Transcribe the listing verbatim. Do not carry over any pictures.
::::::::::
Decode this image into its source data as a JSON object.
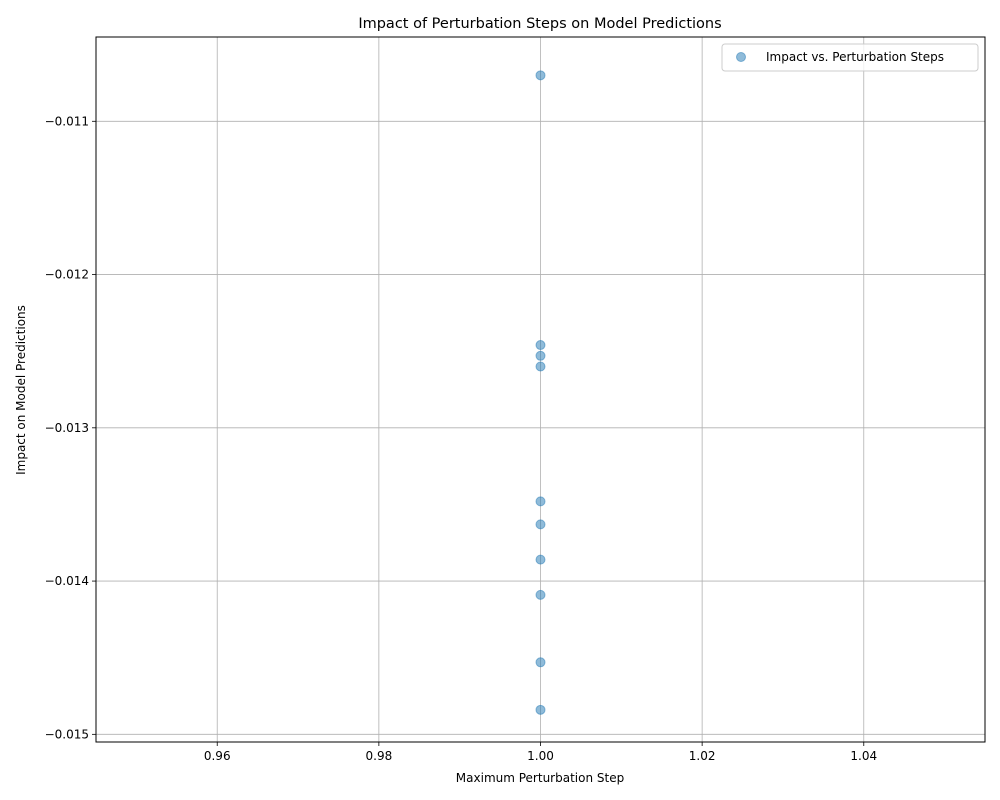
{
  "chart_data": {
    "type": "scatter",
    "title": "Impact of Perturbation Steps on Model Predictions",
    "xlabel": "Maximum Perturbation Step",
    "ylabel": "Impact on Model Predictions",
    "xlim": [
      0.945,
      1.055
    ],
    "ylim": [
      -0.01505,
      -0.01045
    ],
    "xticks": [
      0.96,
      0.98,
      1.0,
      1.02,
      1.04
    ],
    "xtick_labels": [
      "0.96",
      "0.98",
      "1.00",
      "1.02",
      "1.04"
    ],
    "yticks": [
      -0.015,
      -0.014,
      -0.013,
      -0.012,
      -0.011
    ],
    "ytick_labels": [
      "−0.015",
      "−0.014",
      "−0.013",
      "−0.012",
      "−0.011"
    ],
    "grid": true,
    "legend_position": "top-right",
    "series": [
      {
        "name": "Impact vs. Perturbation Steps",
        "color": "#1f77b4",
        "x": [
          1.0,
          1.0,
          1.0,
          1.0,
          1.0,
          1.0,
          1.0,
          1.0,
          1.0,
          1.0
        ],
        "y": [
          -0.0107,
          -0.01246,
          -0.01253,
          -0.0126,
          -0.01348,
          -0.01363,
          -0.01386,
          -0.01409,
          -0.01453,
          -0.01484
        ]
      }
    ]
  }
}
::::::::::
■ RESULT ■
Decode this image into its source data as a JSON object.
{
  "chart_data": {
    "type": "scatter",
    "title": "Impact of Perturbation Steps on Model Predictions",
    "xlabel": "Maximum Perturbation Step",
    "ylabel": "Impact on Model Predictions",
    "xlim": [
      0.945,
      1.055
    ],
    "ylim": [
      -0.01505,
      -0.01045
    ],
    "xticks": [
      0.96,
      0.98,
      1.0,
      1.02,
      1.04
    ],
    "xtick_labels": [
      "0.96",
      "0.98",
      "1.00",
      "1.02",
      "1.04"
    ],
    "yticks": [
      -0.015,
      -0.014,
      -0.013,
      -0.012,
      -0.011
    ],
    "ytick_labels": [
      "−0.015",
      "−0.014",
      "−0.013",
      "−0.012",
      "−0.011"
    ],
    "grid": true,
    "legend_position": "top-right",
    "series": [
      {
        "name": "Impact vs. Perturbation Steps",
        "color": "#1f77b4",
        "x": [
          1.0,
          1.0,
          1.0,
          1.0,
          1.0,
          1.0,
          1.0,
          1.0,
          1.0,
          1.0
        ],
        "y": [
          -0.0107,
          -0.01246,
          -0.01253,
          -0.0126,
          -0.01348,
          -0.01363,
          -0.01386,
          -0.01409,
          -0.01453,
          -0.01484
        ]
      }
    ]
  }
}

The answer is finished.